> **Exercise goal**: All lines in which the word "Estil" occurs are to be extracted.

> **Exercise inputs**:
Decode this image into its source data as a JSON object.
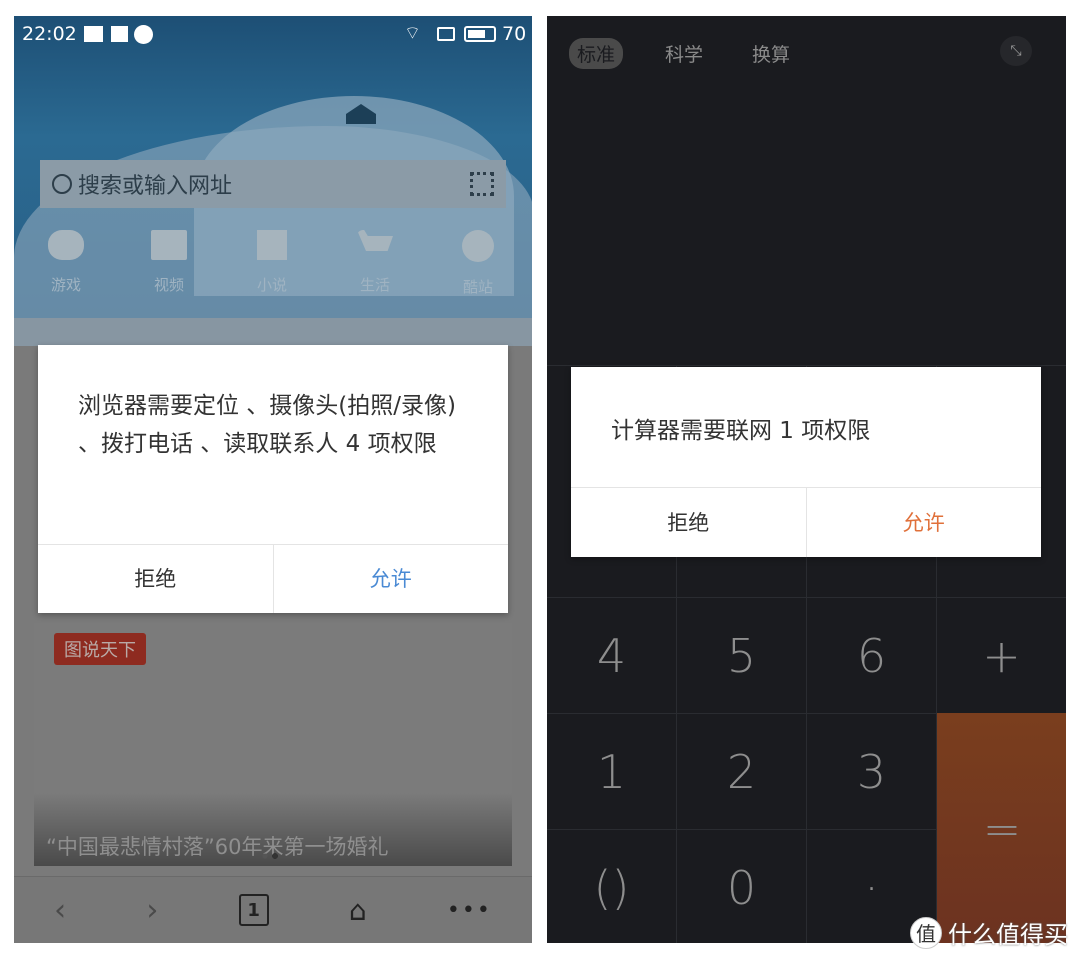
{
  "browser": {
    "status": {
      "time": "22:02",
      "battery": "70",
      "icons": [
        "image-icon",
        "mail-icon",
        "account-icon",
        "wifi-icon",
        "screen-icon",
        "battery-icon"
      ]
    },
    "search": {
      "placeholder": "搜索或输入网址"
    },
    "shortcuts": [
      {
        "label": "游戏",
        "icon": "gamepad-icon"
      },
      {
        "label": "视频",
        "icon": "video-icon"
      },
      {
        "label": "小说",
        "icon": "book-icon"
      },
      {
        "label": "生活",
        "icon": "cart-icon"
      },
      {
        "label": "酷站",
        "icon": "compass-icon"
      }
    ],
    "card": {
      "tag": "图说天下",
      "headline": "“中国最悲情村落”60年来第一场婚礼"
    },
    "nav": {
      "tab_count": "1"
    },
    "dialog": {
      "message": "浏览器需要定位 、摄像头(拍照/录像) 、拨打电话 、读取联系人 4 项权限",
      "deny": "拒绝",
      "allow": "允许",
      "allow_color": "#4a8ad4"
    }
  },
  "calculator": {
    "tabs": [
      "标准",
      "科学",
      "换算"
    ],
    "active_tab": "标准",
    "keys": [
      [
        "4",
        "5",
        "6",
        "+"
      ],
      [
        "1",
        "2",
        "3",
        "="
      ],
      [
        "()",
        "0",
        "·"
      ]
    ],
    "equals_color": "#7a3e1e",
    "dialog": {
      "message": "计算器需要联网 1 项权限",
      "deny": "拒绝",
      "allow": "允许",
      "allow_color": "#e0703a"
    }
  },
  "watermark": {
    "text": "什么值得买",
    "badge": "值"
  }
}
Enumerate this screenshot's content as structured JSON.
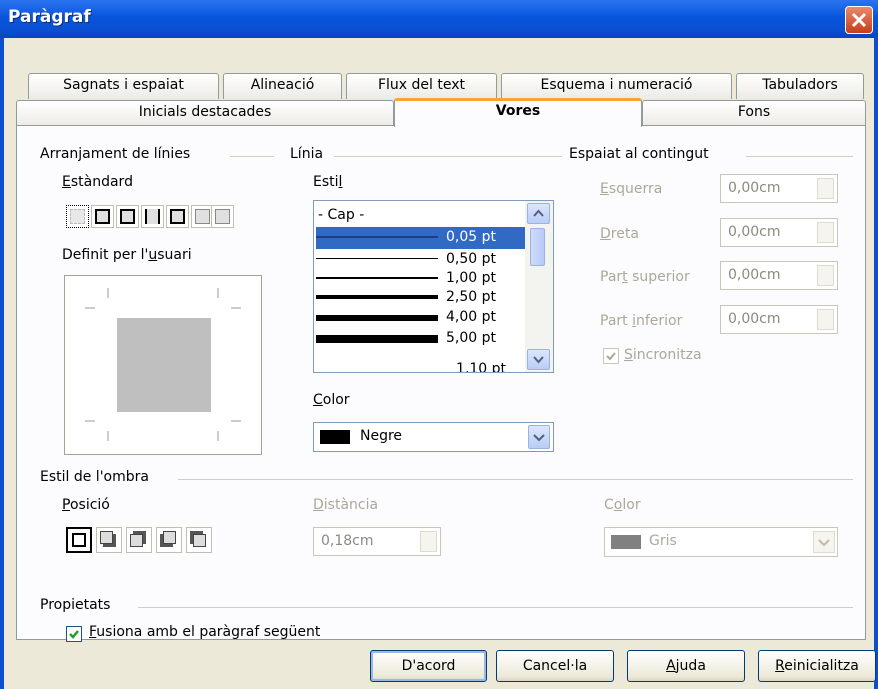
{
  "window": {
    "title": "Paràgraf"
  },
  "tabs_row1": [
    "Sagnats i espaiat",
    "Alineació",
    "Flux del text",
    "Esquema i numeració",
    "Tabuladors"
  ],
  "tabs_row2": [
    "Inicials destacades",
    "Vores",
    "Fons"
  ],
  "line_arrangement": {
    "header": "Arranjament de línies",
    "default_label": "Estàndard",
    "user_defined_label": "Definit per l'usuari"
  },
  "line": {
    "header": "Línia",
    "style_label": "Estil",
    "styles": [
      {
        "label": "- Cap -"
      },
      {
        "label": "0,05 pt",
        "selected": true
      },
      {
        "label": "0,50 pt"
      },
      {
        "label": "1,00 pt"
      },
      {
        "label": "2,50 pt"
      },
      {
        "label": "4,00 pt"
      },
      {
        "label": "5,00 pt"
      },
      {
        "label": "1,10 pt"
      }
    ],
    "color_label": "Color",
    "color_value": "Negre",
    "color_swatch": "#000000"
  },
  "spacing": {
    "header": "Espaiat al contingut",
    "left_label": "Esquerra",
    "left_value": "0,00cm",
    "right_label": "Dreta",
    "right_value": "0,00cm",
    "top_label": "Part superior",
    "top_value": "0,00cm",
    "bottom_label": "Part inferior",
    "bottom_value": "0,00cm",
    "sync_label": "Sincronitza",
    "sync_checked": true
  },
  "shadow": {
    "header": "Estil de l'ombra",
    "position_label": "Posició",
    "distance_label": "Distància",
    "distance_value": "0,18cm",
    "color_label": "Color",
    "color_value": "Gris",
    "color_swatch": "#808080"
  },
  "properties": {
    "header": "Propietats",
    "merge_label": "Fusiona amb el paràgraf següent",
    "merge_checked": true
  },
  "buttons": {
    "ok": "D'acord",
    "cancel": "Cancel·la",
    "help": "Ajuda",
    "reset": "Reinicialitza"
  }
}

> **Result of this task**:
    "style_label": "Estil",
    "header": "Estil de l'ombra",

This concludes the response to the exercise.